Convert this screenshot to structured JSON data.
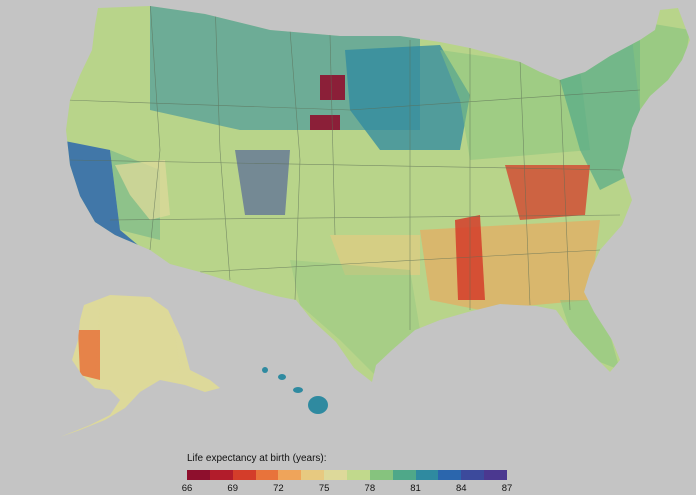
{
  "legend": {
    "title": "Life expectancy at birth (years):",
    "min": 66,
    "max": 87,
    "ticks": [
      "66",
      "69",
      "72",
      "75",
      "78",
      "81",
      "84",
      "87"
    ],
    "colors": [
      "#8e0f2d",
      "#b21c2b",
      "#d43d2a",
      "#e8733b",
      "#efa45a",
      "#e7c980",
      "#ddd99a",
      "#c1d98c",
      "#86c37e",
      "#4fa889",
      "#2f8aa0",
      "#2b66ad",
      "#3c4a9c",
      "#4b3890"
    ]
  },
  "palette": {
    "background": "#c4c4c4",
    "land_base": "#b8d48a",
    "state_border": "#5c6e56"
  },
  "regions": [
    {
      "id": "pacific-coast",
      "value": 83
    },
    {
      "id": "california-interior",
      "value": 80
    },
    {
      "id": "nevada",
      "value": 76
    },
    {
      "id": "colorado-rockies",
      "value": 84
    },
    {
      "id": "northern-plains",
      "value": 81
    },
    {
      "id": "minnesota-iowa",
      "value": 82
    },
    {
      "id": "great-lakes",
      "value": 78
    },
    {
      "id": "northeast",
      "value": 80
    },
    {
      "id": "new-england",
      "value": 79
    },
    {
      "id": "appalachia",
      "value": 70
    },
    {
      "id": "mississippi-delta",
      "value": 70
    },
    {
      "id": "deep-south",
      "value": 73
    },
    {
      "id": "oklahoma",
      "value": 74
    },
    {
      "id": "texas",
      "value": 78
    },
    {
      "id": "florida",
      "value": 79
    },
    {
      "id": "south-dakota-reservations",
      "value": 67
    },
    {
      "id": "alaska",
      "value": 75
    },
    {
      "id": "alaska-west",
      "value": 71
    },
    {
      "id": "hawaii",
      "value": 81
    }
  ]
}
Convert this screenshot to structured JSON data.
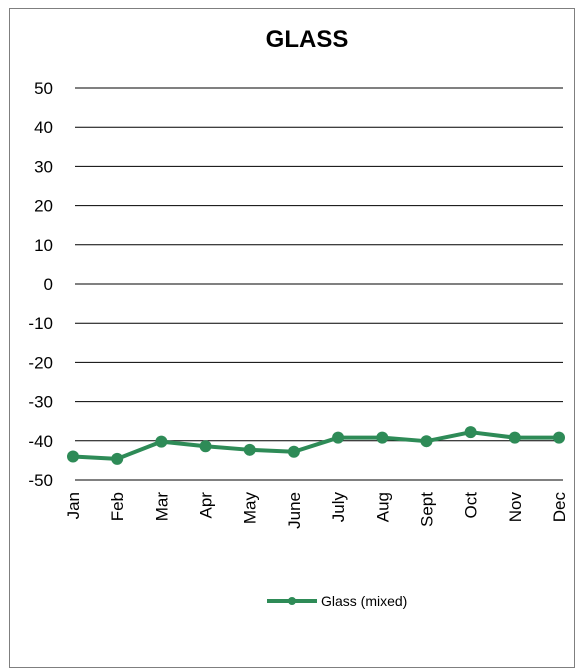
{
  "chart_data": {
    "type": "line",
    "title": "GLASS",
    "xlabel": "",
    "ylabel": "",
    "categories": [
      "Jan",
      "Feb",
      "Mar",
      "Apr",
      "May",
      "June",
      "July",
      "Aug",
      "Sept",
      "Oct",
      "Nov",
      "Dec"
    ],
    "series": [
      {
        "name": "Glass (mixed)",
        "color": "#2e8b57",
        "values": [
          -44.0,
          -44.6,
          -40.2,
          -41.4,
          -42.3,
          -42.8,
          -39.2,
          -39.2,
          -40.1,
          -37.8,
          -39.2,
          -39.2
        ]
      }
    ],
    "ylim": [
      -50,
      50
    ],
    "yticks": [
      50,
      40,
      30,
      20,
      10,
      0,
      -10,
      -20,
      -30,
      -40,
      -50
    ],
    "grid": true,
    "legend_position": "bottom"
  }
}
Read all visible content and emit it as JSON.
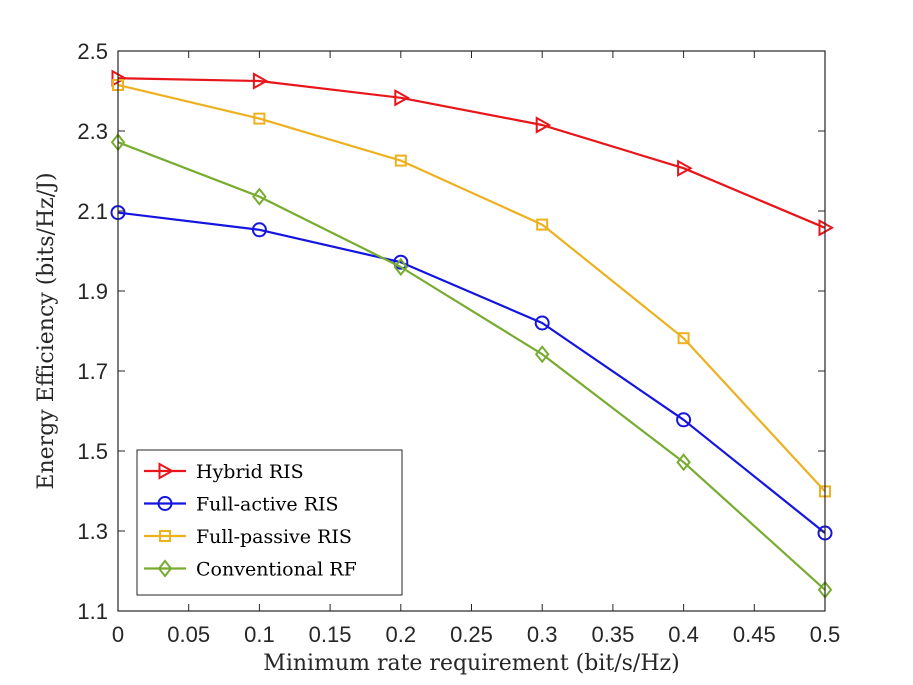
{
  "chart_data": {
    "type": "line",
    "title": "",
    "xlabel": "Minimum rate requirement (bit/s/Hz)",
    "ylabel": "Energy Efficiency (bits/Hz/J)",
    "xlim": [
      0,
      0.5
    ],
    "ylim": [
      1.1,
      2.5
    ],
    "xticks": [
      0,
      0.05,
      0.1,
      0.15,
      0.2,
      0.25,
      0.3,
      0.35,
      0.4,
      0.45,
      0.5
    ],
    "xtick_labels": [
      "0",
      "0.05",
      "0.1",
      "0.15",
      "0.2",
      "0.25",
      "0.3",
      "0.35",
      "0.4",
      "0.45",
      "0.5"
    ],
    "yticks": [
      1.1,
      1.3,
      1.5,
      1.7,
      1.9,
      2.1,
      2.3,
      2.5
    ],
    "ytick_labels": [
      "1.1",
      "1.3",
      "1.5",
      "1.7",
      "1.9",
      "2.1",
      "2.3",
      "2.5"
    ],
    "grid": false,
    "legend_position": "bottom-left",
    "x": [
      0,
      0.1,
      0.2,
      0.3,
      0.4,
      0.5
    ],
    "series": [
      {
        "name": "Hybrid RIS",
        "color": "#e8161b",
        "marker": "triangle-right",
        "values": [
          2.432,
          2.425,
          2.383,
          2.315,
          2.207,
          2.058
        ]
      },
      {
        "name": "Full-active RIS",
        "color": "#1515e0",
        "marker": "circle",
        "values": [
          2.096,
          2.053,
          1.972,
          1.82,
          1.578,
          1.295
        ]
      },
      {
        "name": "Full-passive RIS",
        "color": "#edb120",
        "marker": "square",
        "values": [
          2.415,
          2.331,
          2.226,
          2.066,
          1.782,
          1.399
        ]
      },
      {
        "name": "Conventional RF",
        "color": "#77ac30",
        "marker": "diamond",
        "values": [
          2.272,
          2.136,
          1.96,
          1.742,
          1.472,
          1.153
        ]
      }
    ]
  }
}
• • • • •
Task requirements. Look through the material above. Copy each line where the word "ylabel" appears.

Correct output.
    "ylabel": "",
    "ylabel": "Energy Efficiency (bits/Hz/J)",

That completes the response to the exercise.